>>>
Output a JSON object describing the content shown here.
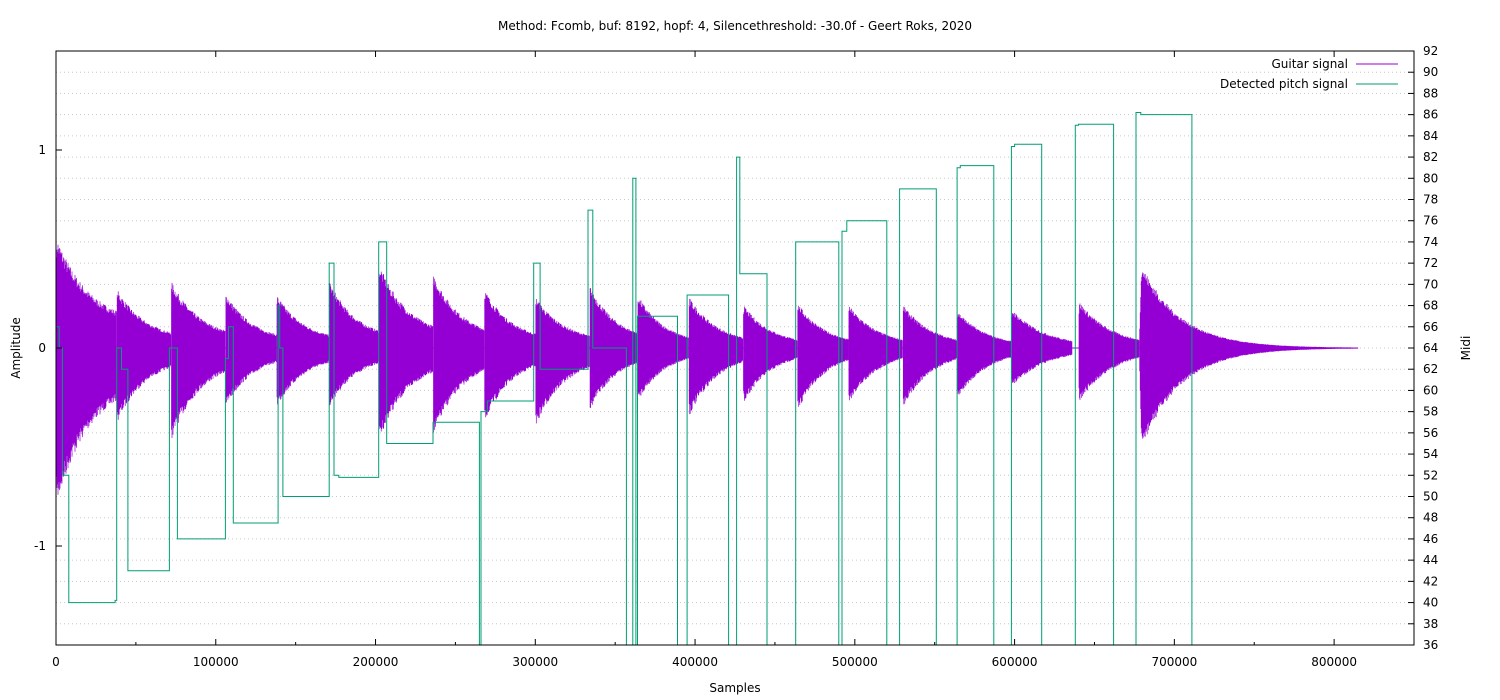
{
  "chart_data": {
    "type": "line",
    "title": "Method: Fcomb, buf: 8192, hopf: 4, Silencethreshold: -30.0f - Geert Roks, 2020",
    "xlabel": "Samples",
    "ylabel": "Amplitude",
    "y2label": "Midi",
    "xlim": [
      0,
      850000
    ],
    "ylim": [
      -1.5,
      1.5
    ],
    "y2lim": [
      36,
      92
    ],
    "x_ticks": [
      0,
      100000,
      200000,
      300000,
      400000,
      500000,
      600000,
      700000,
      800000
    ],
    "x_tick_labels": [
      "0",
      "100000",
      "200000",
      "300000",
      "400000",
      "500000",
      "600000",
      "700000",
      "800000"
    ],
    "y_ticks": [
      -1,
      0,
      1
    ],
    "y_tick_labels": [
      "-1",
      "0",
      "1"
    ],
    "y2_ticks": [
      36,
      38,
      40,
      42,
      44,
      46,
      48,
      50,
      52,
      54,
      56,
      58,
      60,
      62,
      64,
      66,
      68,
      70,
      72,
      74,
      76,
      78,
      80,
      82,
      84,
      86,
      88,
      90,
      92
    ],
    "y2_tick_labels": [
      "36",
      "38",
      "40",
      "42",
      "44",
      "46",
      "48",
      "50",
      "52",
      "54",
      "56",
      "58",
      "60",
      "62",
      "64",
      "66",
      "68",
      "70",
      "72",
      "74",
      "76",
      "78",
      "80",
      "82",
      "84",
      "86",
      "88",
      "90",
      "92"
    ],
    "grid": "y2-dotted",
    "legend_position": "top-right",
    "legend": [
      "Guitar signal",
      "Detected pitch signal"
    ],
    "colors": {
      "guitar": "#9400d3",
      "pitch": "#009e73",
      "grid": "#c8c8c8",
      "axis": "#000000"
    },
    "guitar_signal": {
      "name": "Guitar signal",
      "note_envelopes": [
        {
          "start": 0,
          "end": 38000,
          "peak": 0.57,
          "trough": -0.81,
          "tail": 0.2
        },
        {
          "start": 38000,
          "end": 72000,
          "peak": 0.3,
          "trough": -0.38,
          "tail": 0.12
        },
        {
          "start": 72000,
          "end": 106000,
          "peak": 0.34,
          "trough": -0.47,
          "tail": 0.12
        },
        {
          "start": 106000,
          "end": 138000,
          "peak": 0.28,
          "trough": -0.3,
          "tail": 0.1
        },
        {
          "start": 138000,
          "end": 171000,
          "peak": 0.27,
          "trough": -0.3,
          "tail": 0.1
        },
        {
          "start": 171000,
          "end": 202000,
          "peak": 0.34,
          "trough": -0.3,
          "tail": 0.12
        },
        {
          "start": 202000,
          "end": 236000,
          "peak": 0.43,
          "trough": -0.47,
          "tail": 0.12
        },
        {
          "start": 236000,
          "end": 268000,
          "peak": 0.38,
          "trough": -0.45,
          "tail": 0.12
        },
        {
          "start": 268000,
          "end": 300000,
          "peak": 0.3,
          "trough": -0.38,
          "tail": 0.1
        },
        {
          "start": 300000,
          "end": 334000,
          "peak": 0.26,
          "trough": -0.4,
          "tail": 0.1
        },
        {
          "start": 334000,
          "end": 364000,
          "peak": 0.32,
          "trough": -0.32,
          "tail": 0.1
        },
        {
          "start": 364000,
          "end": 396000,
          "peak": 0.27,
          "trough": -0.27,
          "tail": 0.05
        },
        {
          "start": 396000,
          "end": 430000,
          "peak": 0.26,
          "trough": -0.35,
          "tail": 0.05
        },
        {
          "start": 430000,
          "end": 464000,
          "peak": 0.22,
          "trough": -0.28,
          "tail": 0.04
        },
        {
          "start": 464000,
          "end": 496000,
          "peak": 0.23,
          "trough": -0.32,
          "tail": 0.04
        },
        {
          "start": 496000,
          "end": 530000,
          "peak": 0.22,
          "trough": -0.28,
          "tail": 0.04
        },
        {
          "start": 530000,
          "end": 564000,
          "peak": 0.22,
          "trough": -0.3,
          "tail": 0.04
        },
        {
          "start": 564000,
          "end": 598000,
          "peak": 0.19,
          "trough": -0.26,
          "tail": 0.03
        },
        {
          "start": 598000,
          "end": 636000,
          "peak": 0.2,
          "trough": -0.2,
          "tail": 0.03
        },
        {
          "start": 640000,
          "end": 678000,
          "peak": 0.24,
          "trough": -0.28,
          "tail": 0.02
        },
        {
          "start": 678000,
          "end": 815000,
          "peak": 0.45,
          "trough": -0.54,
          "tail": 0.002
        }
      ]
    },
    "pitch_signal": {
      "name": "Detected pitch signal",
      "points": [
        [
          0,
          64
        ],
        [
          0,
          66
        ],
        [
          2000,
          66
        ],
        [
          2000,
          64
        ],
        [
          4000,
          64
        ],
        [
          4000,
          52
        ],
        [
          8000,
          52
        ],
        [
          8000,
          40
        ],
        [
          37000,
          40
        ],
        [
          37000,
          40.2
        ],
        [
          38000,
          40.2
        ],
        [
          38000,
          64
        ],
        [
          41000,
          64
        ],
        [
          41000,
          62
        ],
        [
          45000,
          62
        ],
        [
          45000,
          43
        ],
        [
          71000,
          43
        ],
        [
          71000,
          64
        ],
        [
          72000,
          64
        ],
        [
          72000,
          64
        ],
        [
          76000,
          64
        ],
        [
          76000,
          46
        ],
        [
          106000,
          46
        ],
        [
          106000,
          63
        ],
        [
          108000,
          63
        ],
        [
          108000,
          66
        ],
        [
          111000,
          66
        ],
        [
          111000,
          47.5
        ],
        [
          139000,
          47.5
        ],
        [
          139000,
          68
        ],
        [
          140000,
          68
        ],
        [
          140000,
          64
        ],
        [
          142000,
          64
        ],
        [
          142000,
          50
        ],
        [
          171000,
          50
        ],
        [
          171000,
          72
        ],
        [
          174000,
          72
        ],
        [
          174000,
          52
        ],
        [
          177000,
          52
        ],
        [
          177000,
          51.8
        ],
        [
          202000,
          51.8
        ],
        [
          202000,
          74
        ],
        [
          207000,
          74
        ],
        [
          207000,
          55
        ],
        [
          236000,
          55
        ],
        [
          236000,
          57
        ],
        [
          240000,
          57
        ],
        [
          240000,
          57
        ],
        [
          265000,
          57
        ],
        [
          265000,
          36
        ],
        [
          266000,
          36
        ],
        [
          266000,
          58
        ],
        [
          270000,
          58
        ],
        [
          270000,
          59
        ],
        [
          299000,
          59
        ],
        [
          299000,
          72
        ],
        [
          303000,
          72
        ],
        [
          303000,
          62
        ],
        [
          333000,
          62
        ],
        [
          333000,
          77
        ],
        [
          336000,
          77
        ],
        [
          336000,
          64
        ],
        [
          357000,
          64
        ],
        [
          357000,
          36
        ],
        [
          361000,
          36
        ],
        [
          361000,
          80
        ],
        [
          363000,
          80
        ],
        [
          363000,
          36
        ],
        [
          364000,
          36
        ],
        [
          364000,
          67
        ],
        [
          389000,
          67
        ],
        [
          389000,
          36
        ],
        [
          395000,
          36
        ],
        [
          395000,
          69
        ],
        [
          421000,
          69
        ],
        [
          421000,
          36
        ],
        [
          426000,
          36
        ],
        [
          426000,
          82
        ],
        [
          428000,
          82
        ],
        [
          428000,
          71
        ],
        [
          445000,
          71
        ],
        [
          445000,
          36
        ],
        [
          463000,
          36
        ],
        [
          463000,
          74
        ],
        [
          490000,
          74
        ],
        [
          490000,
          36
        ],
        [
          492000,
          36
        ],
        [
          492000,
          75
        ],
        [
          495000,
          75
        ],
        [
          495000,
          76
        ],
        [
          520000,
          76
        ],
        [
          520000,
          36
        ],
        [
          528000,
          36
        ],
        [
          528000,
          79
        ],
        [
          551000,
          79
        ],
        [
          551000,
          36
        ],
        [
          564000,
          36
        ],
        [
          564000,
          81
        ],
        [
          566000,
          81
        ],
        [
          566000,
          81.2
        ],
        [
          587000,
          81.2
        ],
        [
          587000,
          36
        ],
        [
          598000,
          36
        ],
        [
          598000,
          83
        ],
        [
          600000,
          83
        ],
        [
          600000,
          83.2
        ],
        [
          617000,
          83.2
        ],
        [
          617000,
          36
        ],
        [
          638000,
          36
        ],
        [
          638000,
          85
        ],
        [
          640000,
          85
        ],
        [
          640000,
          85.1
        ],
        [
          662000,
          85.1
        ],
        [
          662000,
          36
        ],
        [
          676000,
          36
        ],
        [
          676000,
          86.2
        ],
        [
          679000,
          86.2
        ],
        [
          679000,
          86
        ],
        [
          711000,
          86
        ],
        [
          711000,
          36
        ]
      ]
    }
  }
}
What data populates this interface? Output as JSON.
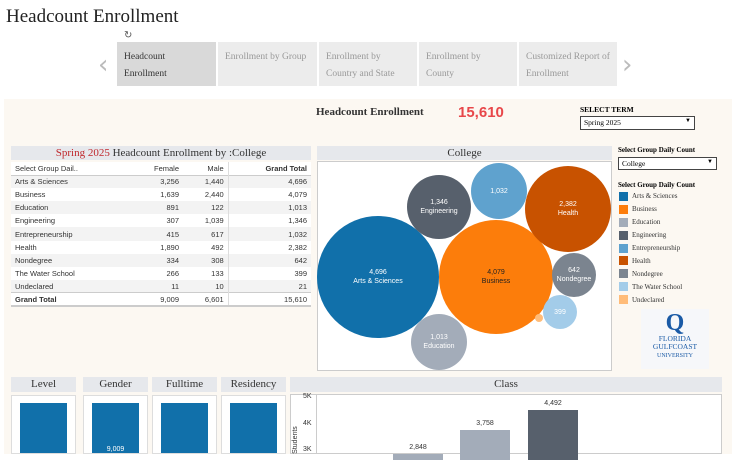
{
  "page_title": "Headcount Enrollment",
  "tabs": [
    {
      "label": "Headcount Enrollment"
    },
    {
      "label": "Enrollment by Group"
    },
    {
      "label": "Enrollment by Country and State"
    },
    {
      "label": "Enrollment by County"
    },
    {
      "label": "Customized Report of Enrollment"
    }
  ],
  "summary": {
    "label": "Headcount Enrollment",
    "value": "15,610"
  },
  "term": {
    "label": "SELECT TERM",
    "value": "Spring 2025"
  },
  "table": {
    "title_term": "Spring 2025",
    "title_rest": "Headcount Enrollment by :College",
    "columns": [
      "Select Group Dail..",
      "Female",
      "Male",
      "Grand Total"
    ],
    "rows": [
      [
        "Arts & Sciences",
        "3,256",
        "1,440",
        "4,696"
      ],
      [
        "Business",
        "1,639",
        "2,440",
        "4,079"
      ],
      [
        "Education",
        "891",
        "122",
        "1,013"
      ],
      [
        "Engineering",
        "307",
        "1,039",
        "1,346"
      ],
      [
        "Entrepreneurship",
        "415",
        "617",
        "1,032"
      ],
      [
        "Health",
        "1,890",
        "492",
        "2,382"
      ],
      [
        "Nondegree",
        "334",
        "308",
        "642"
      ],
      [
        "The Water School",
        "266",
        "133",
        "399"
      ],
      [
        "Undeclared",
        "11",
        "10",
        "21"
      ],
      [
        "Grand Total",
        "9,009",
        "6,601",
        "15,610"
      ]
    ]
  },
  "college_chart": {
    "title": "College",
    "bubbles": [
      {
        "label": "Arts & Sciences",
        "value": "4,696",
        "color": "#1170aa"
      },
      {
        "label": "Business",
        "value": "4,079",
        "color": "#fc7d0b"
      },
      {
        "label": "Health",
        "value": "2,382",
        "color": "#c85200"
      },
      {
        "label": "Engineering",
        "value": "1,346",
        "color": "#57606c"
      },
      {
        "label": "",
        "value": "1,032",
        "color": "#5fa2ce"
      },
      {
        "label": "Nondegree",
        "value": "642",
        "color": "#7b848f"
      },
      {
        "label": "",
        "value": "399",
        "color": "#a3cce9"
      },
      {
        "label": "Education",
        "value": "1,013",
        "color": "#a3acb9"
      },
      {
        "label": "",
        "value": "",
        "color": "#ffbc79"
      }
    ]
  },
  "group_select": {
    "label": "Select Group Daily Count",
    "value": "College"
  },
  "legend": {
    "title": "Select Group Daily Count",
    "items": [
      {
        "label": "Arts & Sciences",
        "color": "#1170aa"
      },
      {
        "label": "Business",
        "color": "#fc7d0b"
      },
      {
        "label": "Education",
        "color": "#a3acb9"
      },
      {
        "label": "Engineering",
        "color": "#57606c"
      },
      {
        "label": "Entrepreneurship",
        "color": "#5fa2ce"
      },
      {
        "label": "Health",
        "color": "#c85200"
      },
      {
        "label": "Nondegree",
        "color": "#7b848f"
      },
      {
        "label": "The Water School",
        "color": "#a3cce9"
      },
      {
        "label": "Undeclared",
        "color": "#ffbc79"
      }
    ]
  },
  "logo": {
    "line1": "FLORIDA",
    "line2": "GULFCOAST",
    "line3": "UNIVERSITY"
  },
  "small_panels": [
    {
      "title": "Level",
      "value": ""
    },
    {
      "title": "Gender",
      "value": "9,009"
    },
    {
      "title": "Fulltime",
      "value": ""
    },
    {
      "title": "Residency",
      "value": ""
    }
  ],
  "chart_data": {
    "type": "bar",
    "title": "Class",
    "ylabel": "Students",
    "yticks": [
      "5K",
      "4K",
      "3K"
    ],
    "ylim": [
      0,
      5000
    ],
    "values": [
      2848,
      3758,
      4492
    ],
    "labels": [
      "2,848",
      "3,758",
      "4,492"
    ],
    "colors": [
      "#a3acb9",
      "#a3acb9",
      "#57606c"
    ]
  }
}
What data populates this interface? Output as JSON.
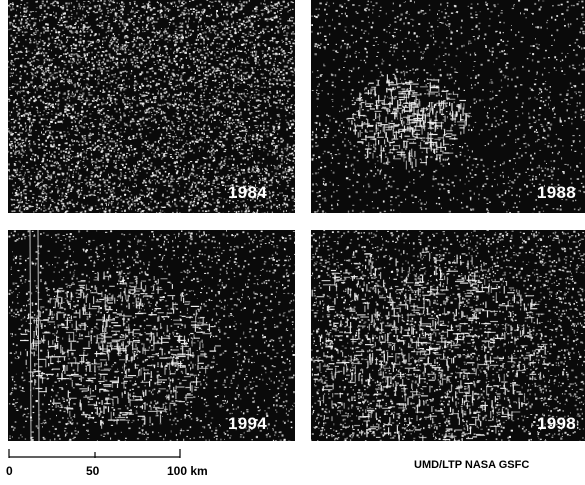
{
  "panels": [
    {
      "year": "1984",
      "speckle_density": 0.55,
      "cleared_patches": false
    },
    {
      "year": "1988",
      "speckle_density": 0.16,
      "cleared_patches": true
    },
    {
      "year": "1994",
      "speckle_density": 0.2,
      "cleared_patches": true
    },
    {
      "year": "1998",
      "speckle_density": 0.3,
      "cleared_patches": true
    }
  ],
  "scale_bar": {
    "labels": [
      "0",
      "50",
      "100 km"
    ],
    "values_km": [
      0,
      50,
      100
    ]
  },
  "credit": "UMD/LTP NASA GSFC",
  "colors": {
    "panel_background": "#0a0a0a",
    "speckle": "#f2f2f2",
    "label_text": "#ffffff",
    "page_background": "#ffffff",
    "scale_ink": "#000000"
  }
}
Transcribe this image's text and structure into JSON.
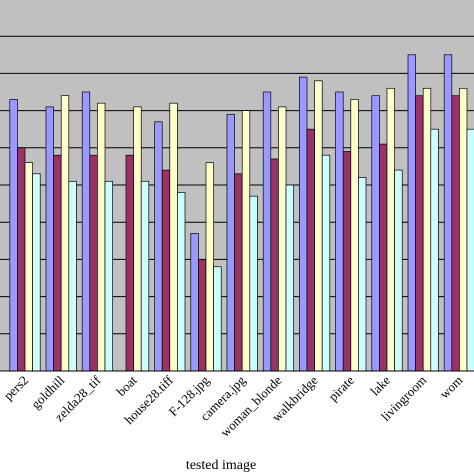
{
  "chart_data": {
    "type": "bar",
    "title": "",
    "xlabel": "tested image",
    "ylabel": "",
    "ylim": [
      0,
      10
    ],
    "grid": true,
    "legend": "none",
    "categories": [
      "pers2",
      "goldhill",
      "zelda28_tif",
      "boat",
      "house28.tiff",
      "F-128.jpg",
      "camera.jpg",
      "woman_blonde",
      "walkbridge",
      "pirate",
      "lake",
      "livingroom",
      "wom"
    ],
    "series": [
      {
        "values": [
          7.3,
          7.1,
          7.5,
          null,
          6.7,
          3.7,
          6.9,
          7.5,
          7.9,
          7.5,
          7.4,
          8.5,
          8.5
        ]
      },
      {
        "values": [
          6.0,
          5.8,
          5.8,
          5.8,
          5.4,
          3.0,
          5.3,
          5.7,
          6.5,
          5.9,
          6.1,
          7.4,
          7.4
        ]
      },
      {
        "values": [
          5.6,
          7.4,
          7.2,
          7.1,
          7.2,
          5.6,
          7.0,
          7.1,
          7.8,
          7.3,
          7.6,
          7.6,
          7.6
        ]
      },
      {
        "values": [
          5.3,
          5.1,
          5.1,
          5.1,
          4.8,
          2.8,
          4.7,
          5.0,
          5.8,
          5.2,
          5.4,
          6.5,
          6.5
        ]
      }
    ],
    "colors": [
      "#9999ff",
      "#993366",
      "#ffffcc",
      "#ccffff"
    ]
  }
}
<<<
- **Task directions**
Select, from the listing, all lines that include the word "ylabel".

- **Output of the task**
    "ylabel": "Amplitude",
    "ylabel": "Students",
    "ylabel": "",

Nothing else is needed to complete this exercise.